— To be done —
Repeat each line exactly as it is written.

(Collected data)
-- begin --
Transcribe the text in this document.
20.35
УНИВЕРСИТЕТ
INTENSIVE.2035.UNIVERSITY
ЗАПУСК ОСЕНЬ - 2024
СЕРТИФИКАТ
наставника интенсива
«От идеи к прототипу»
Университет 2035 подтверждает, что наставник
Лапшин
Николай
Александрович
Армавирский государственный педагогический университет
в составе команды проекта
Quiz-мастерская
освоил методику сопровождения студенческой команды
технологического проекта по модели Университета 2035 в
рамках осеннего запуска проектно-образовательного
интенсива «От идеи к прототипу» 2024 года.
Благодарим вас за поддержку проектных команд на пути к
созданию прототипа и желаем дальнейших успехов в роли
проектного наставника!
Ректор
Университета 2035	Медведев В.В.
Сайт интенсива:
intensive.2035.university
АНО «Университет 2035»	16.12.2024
-- end --
— Expected answer —
Transcribe the text in this document.
20.35
УНИВЕРСИТЕТ
INTENSIVE.2035.UNIVERSITY
ЗАПУСК ОСЕНЬ - 2024
СЕРТИФИКАТ
наставника интенсива
«От идеи к прототипу»
Университет 2035 подтверждает, что наставник
Лапшин
Николай
Александрович
Армавирский государственный педагогический университет
в составе команды проекта
Quiz-мастерская
освоил методику сопровождения студенческой команды
технологического проекта по модели Университета 2035 в
рамках осеннего запуска проектно-образовательного
интенсива «От идеи к прототипу» 2024 года.
Благодарим вас за поддержку проектных команд на пути к
созданию прототипа и желаем дальнейших успехов в роли
проектного наставника!
Ректор
Университета 2035	Медведев В.В.
Сайт интенсива:
intensive.2035.university
АНО «Университет 2035»	16.12.2024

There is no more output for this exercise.